**SUPPLIED PASSAGE**
┌──
The Home Selling Process: What to Expect Start to Finish

Tim Lucas
Military VA Loan editor

edku0017e5x300 squareby Ed Kunkel, Realtor© and military Veteran

First, what’s next for you? Why do you want to sell your wonderful home?  This home has sentimental value for you, are you sure you are ready for the next move and where are you moving to?  The biggest challenge many home owners face is the reality of what the market will bear.  Sometimes this is great news, and often times it’s painful for agents like me to present.  If you are fortunate to have proceeds, what will you do with it?  Will you be reinvesting money in a follow on purchase of a new home, or should you seek the advice of a financial planner?

Choose your agent

Go local!  Find an agent that you can relate to, and can relate to you.  Lots of emotions, fears and concerns pop up with the prospect of selling a home that has sentimental value.  The agent should ‘get you’, so to speak.  They should internalize your concerns and make them their own.  The agent should be resourceful, and be able to illustrate a sales plan.  Anyone can put a home on MLS and plop a sign in your front yard, look for an agent that will do more than that and go the extra mile for you.
└──
**EXCERPTED DATA**
┌──
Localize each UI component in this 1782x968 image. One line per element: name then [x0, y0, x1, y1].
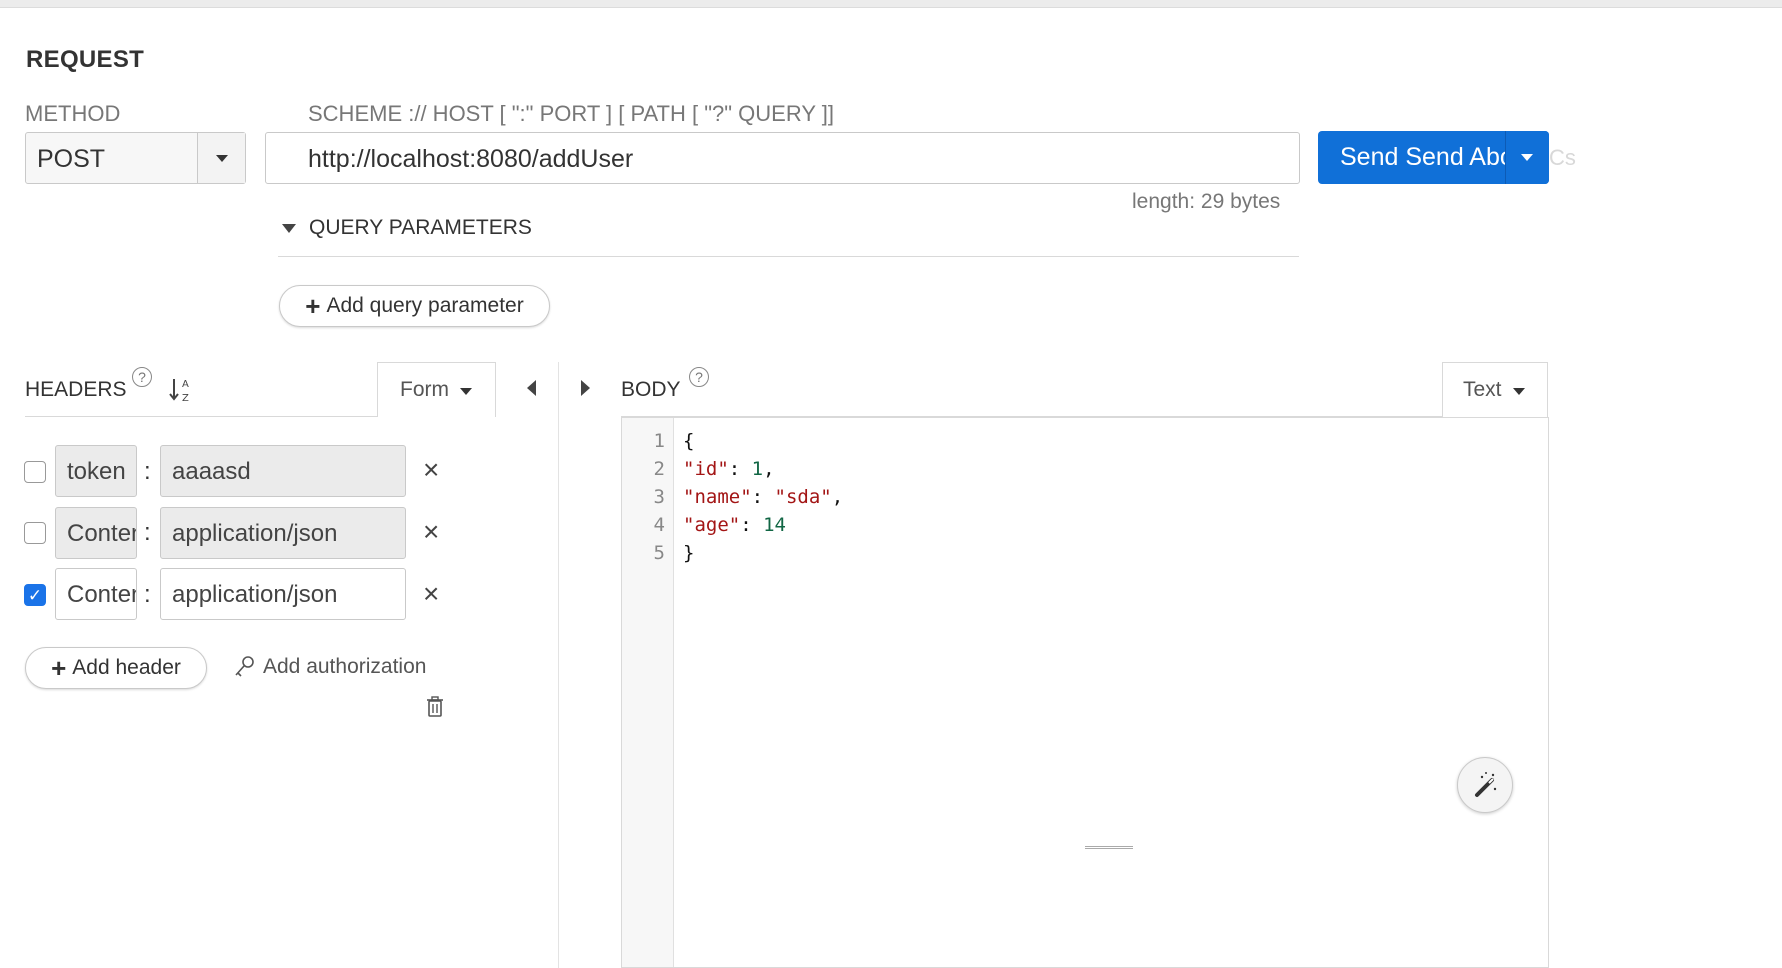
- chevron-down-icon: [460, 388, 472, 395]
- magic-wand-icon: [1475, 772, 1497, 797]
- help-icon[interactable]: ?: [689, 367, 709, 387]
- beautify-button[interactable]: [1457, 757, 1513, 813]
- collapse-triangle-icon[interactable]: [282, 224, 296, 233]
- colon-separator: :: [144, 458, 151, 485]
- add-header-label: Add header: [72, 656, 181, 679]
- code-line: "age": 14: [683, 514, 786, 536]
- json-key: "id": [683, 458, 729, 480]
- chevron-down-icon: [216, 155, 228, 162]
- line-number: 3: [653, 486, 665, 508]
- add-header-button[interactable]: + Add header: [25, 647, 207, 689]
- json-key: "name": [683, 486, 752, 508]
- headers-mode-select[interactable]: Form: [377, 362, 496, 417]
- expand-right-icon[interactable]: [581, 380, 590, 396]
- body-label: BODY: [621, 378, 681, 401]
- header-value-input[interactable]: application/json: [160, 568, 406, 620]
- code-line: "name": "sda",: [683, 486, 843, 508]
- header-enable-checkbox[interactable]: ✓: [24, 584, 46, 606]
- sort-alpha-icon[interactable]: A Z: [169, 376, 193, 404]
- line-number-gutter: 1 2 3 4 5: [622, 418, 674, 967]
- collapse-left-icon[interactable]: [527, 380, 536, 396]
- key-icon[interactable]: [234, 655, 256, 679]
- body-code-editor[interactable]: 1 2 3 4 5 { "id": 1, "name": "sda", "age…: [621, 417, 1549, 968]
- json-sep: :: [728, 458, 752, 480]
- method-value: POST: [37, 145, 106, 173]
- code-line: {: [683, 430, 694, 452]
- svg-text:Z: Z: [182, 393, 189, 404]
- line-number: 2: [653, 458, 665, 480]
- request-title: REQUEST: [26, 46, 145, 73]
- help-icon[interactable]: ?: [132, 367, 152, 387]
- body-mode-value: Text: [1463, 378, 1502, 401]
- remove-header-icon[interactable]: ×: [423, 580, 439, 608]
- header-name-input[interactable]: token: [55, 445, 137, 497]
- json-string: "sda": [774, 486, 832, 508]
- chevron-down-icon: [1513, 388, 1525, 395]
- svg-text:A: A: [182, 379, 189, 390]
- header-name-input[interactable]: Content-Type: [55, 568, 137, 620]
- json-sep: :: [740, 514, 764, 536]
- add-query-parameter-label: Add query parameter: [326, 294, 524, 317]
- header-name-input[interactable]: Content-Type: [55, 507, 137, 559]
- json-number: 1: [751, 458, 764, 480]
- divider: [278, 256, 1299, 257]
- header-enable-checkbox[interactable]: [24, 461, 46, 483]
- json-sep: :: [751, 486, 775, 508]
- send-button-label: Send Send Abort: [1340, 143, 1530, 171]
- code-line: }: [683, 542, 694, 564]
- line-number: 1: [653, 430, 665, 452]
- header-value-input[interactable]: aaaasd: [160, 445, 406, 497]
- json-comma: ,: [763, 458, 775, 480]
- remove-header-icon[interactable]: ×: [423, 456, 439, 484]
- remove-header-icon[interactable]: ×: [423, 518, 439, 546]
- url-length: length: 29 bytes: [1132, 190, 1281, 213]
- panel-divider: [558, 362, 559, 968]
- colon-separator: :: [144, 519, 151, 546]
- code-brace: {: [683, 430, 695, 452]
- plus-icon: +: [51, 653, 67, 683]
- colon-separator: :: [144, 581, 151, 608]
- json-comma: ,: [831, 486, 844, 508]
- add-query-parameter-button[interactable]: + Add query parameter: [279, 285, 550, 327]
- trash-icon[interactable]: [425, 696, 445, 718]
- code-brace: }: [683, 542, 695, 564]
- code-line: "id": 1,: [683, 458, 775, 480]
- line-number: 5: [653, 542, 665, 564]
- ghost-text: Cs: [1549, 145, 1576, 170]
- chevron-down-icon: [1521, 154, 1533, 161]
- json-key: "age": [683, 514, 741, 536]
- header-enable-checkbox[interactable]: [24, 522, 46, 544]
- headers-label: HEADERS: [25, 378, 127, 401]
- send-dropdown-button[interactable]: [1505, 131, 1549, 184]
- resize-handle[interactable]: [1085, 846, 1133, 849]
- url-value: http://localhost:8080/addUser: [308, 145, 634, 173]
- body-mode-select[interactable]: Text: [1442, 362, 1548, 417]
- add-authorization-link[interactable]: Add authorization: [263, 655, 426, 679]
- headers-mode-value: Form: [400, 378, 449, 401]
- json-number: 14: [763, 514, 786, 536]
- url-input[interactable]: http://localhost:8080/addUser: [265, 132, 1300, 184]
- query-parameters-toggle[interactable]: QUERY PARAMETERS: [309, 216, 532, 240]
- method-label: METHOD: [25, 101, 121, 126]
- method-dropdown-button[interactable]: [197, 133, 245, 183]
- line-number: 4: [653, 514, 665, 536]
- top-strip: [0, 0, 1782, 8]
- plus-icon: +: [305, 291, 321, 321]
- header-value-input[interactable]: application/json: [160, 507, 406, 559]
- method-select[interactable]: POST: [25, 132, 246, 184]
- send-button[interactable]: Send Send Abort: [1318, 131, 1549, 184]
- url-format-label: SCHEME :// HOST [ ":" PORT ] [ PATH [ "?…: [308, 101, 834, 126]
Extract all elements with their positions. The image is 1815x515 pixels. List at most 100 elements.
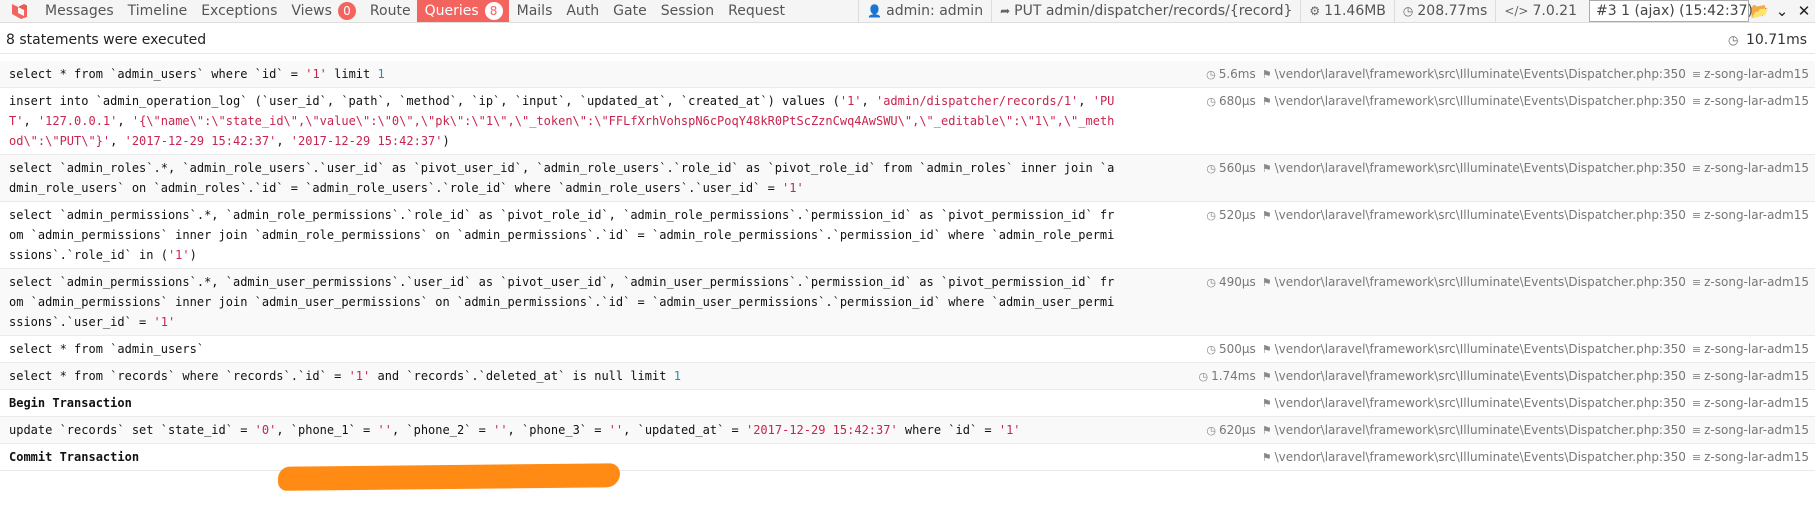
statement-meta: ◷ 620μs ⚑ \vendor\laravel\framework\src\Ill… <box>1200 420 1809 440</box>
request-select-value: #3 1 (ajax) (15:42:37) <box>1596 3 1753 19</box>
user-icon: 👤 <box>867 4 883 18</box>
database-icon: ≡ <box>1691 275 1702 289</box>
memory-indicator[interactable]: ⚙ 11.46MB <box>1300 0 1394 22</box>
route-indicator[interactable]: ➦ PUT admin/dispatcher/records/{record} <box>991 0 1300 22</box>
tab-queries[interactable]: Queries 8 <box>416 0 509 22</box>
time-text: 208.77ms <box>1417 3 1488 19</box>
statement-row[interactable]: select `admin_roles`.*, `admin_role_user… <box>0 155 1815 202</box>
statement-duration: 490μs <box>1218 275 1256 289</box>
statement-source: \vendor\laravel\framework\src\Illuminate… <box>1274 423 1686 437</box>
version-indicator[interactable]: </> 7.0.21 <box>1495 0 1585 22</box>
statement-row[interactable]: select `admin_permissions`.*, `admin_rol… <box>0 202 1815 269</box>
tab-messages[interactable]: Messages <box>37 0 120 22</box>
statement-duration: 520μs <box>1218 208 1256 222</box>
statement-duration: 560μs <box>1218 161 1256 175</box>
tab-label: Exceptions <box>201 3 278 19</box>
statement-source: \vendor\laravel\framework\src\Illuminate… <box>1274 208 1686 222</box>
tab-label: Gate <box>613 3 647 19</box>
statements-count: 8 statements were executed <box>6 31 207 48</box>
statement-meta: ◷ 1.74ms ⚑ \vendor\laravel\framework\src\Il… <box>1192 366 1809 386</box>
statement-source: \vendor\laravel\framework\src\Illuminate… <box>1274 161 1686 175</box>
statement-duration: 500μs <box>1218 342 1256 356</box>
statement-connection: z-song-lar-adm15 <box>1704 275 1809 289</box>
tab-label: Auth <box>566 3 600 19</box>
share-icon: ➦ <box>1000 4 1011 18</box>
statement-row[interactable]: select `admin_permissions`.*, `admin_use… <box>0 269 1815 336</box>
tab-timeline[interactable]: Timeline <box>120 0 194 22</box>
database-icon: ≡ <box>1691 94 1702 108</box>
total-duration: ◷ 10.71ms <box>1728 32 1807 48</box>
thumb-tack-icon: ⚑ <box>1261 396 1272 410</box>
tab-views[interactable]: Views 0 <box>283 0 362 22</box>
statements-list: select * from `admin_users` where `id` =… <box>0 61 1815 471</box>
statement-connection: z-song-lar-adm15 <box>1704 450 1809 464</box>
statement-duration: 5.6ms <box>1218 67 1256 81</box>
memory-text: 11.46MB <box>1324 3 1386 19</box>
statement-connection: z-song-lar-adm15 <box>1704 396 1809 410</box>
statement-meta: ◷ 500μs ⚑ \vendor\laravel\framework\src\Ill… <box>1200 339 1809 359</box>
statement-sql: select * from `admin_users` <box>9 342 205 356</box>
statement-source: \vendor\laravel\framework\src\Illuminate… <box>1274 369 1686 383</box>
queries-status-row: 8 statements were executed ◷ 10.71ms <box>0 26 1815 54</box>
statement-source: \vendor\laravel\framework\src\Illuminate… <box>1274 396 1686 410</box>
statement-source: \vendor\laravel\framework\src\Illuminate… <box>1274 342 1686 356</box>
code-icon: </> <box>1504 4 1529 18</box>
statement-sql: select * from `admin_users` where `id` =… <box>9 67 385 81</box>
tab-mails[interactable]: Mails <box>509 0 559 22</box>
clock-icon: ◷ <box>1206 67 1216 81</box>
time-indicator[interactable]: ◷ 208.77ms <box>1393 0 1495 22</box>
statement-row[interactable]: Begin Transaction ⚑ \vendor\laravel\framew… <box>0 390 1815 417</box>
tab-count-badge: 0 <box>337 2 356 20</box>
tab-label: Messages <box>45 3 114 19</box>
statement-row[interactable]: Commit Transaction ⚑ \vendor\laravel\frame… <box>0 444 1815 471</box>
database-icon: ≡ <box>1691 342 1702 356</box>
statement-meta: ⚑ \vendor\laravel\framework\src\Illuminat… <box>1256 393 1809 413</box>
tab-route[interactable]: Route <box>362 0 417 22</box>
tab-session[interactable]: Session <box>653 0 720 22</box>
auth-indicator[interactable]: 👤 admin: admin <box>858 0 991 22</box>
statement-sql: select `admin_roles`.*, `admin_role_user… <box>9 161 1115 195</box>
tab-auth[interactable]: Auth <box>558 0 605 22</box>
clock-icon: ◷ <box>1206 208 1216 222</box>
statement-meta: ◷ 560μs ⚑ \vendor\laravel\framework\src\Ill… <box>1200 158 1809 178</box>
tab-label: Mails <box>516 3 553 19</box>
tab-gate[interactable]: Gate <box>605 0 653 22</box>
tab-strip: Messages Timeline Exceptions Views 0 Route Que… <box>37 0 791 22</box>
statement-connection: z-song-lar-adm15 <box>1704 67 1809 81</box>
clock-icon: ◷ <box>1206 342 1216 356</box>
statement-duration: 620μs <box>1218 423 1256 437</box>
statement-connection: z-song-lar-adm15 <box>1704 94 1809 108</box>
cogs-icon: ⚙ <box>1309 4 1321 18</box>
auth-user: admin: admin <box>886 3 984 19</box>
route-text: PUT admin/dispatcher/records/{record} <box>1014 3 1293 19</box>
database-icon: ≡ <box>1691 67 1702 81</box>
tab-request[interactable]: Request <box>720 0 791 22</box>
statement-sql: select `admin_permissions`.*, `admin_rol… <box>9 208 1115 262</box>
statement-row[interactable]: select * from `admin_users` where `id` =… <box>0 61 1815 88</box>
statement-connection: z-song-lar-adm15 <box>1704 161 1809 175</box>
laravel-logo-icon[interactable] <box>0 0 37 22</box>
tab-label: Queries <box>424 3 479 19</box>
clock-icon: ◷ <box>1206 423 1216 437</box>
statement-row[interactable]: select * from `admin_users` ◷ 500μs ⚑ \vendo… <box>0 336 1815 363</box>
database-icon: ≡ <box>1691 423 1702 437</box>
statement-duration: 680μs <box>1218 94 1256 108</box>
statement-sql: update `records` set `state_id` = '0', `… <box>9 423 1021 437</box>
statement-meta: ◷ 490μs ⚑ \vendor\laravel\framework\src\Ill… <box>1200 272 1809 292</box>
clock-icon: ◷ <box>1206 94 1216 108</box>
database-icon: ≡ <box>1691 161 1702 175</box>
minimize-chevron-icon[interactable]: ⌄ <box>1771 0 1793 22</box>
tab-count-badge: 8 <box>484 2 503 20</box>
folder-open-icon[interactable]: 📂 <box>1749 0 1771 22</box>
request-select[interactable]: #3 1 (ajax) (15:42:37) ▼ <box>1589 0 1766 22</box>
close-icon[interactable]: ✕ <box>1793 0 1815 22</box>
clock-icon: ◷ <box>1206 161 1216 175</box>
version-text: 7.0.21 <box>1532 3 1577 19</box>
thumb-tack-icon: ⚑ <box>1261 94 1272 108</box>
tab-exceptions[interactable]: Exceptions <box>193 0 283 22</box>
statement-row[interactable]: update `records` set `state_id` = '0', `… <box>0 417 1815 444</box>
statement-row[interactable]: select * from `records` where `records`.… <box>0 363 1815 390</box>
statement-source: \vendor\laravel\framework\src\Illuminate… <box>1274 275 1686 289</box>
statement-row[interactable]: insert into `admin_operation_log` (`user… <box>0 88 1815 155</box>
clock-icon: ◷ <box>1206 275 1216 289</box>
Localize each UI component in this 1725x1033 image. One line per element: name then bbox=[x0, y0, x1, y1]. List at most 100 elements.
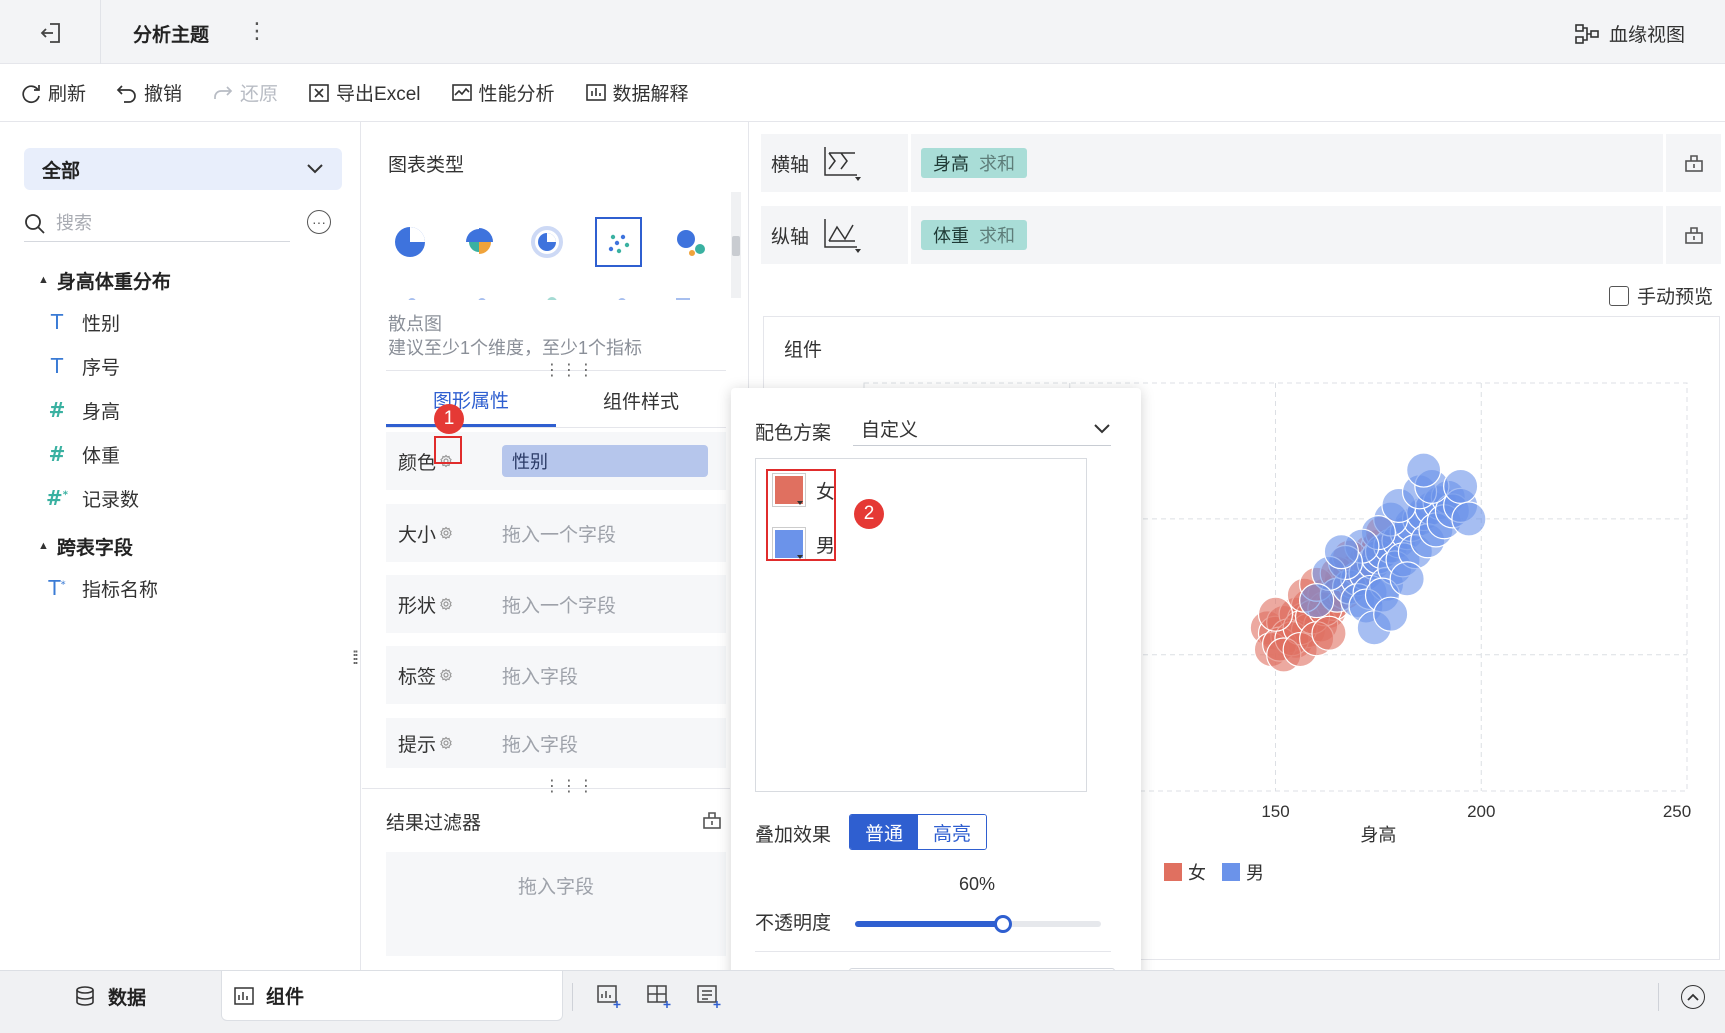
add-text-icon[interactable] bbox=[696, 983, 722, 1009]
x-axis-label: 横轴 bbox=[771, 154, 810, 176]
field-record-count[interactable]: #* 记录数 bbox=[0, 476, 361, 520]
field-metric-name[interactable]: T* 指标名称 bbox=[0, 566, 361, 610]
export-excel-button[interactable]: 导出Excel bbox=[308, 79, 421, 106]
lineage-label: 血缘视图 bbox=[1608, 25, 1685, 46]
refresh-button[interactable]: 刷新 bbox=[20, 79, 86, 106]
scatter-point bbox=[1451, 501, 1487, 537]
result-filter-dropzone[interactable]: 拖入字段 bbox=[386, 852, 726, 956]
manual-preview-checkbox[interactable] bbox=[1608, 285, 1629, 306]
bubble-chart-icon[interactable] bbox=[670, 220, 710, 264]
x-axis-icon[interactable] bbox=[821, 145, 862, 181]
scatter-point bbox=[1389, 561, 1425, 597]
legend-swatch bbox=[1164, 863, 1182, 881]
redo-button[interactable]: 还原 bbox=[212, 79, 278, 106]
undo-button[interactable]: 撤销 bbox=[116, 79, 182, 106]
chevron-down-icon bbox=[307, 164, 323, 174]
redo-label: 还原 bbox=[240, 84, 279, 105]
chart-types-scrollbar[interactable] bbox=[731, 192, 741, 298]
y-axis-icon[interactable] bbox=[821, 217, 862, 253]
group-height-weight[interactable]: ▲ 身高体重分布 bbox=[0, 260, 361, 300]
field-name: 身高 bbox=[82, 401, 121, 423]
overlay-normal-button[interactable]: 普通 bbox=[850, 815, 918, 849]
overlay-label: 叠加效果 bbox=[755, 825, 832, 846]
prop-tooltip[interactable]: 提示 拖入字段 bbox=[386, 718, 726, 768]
└──
**DIRECTIVE 1**
Rewrite the entries from the line with "add-text-icon[interactable] bbox=[696, 983, 722, 1009]" through the last of the entries, swapping "scatter-point" for "plot-point" and leaving everything else unchanged.
**DIRECTIVE 2**
Continue the guide to the home selling process from where it stops.

**OUTPUT 1**
add-text-icon[interactable] bbox=[696, 983, 722, 1009]
x-axis-label: 横轴 bbox=[771, 154, 810, 176]
field-record-count[interactable]: #* 记录数 bbox=[0, 476, 361, 520]
field-metric-name[interactable]: T* 指标名称 bbox=[0, 566, 361, 610]
export-excel-button[interactable]: 导出Excel bbox=[308, 79, 421, 106]
lineage-label: 血缘视图 bbox=[1608, 25, 1685, 46]
refresh-button[interactable]: 刷新 bbox=[20, 79, 86, 106]
plot-point bbox=[1451, 501, 1487, 537]
result-filter-dropzone[interactable]: 拖入字段 bbox=[386, 852, 726, 956]
manual-preview-checkbox[interactable] bbox=[1608, 285, 1629, 306]
bubble-chart-icon[interactable] bbox=[670, 220, 710, 264]
x-axis-icon[interactable] bbox=[821, 145, 862, 181]
plot-point bbox=[1389, 561, 1425, 597]
legend-swatch bbox=[1164, 863, 1182, 881]
redo-button[interactable]: 还原 bbox=[212, 79, 278, 106]
undo-button[interactable]: 撤销 bbox=[116, 79, 182, 106]
chevron-down-icon bbox=[307, 164, 323, 174]
redo-label: 还原 bbox=[240, 84, 279, 105]
chart-types-scrollbar[interactable] bbox=[731, 192, 741, 298]
y-axis-icon[interactable] bbox=[821, 217, 862, 253]
group-height-weight[interactable]: ▲ 身高体重分布 bbox=[0, 260, 361, 300]
field-name: 身高 bbox=[82, 401, 121, 423]
overlay-normal-button[interactable]: 普通 bbox=[850, 815, 918, 849]
overlay-label: 叠加效果 bbox=[755, 825, 832, 846]
prop-tooltip[interactable]: 提示 拖入字段 bbox=[386, 718, 726, 768]

**OUTPUT 2**
How old is your home?

If your home is more than 10 years old, have it inspected by a licensed home inspector that commonly does inspections for home buyers.  This will give you more insight as to what is going to be concerning for a potential buyer when they do it.  You should repair the big ticket items that pop up as applicable, and leave some small issues alone for the buyer’s inspector to find.

Your home needs to scream, “Pick Me!”

Curb appeal begins with landscaping.  Kill the moss and dandelions, and lay down fresh bark.  Trim all plant foliage away from the home by at least 1 foot.  Ask your neighbors and friends, does your home look appealing from the roadway?  Clean, depersonalize and stage your home.  Hire a professional stager to help you do this.

Put the home on the market

Tell your agent you want the home to be active on a Friday, and price it to sell!  Do not be home during showings, even if you have the best of intentions and feel it necessary to do so.  Let the buyers discern on their own, even if you believe they and their agent might miss something.   Encourage office tours, open houses, brokers opens, etc.  The more, the merrier.

Receive an offer

Never scoff at or give up on an offer, no matter what it looks like.  Offer your buyer a counteroffer if you don’t like their offer.  If anyone has to quit, let it be the buyer.  Do your best to find common ground and mutual acceptance.  If you dare say “We can always put it on the market next year and try again.”  Take the time to add up what that would cost you to put it in perspective.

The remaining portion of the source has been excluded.